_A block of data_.
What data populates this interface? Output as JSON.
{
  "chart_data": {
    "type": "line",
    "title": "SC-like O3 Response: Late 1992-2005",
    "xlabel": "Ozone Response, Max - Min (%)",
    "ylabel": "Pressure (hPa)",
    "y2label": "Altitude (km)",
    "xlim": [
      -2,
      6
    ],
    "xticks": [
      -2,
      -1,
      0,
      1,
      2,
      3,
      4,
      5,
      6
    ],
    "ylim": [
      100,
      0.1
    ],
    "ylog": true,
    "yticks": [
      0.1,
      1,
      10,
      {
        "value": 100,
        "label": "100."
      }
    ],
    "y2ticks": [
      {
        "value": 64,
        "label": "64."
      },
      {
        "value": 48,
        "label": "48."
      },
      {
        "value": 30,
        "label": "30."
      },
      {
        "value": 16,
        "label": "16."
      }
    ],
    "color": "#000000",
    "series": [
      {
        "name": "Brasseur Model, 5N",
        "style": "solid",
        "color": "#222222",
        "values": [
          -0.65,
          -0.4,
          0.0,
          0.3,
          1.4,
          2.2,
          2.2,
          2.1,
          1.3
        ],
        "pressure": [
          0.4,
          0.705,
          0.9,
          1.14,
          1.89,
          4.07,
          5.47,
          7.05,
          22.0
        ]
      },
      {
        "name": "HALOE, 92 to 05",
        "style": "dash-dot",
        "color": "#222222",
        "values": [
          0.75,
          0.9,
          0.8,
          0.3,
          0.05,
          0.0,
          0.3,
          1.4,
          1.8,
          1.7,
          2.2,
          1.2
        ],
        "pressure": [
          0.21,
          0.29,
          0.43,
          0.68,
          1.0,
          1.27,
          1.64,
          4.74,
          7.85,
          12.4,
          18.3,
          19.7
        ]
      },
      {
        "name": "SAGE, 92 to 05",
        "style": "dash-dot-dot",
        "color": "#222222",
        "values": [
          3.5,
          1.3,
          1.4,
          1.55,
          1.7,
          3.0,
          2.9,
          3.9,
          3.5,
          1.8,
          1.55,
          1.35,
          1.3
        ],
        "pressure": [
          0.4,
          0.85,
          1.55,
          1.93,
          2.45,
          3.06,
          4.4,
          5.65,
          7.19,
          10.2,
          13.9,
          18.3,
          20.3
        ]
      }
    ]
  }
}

_WRITTEN TASK_. Pull out each line of the records holding the string "style".

_WRITTEN REPLY_.
        "style": "solid",
        "style": "dash-dot",
        "style": "dash-dot-dot",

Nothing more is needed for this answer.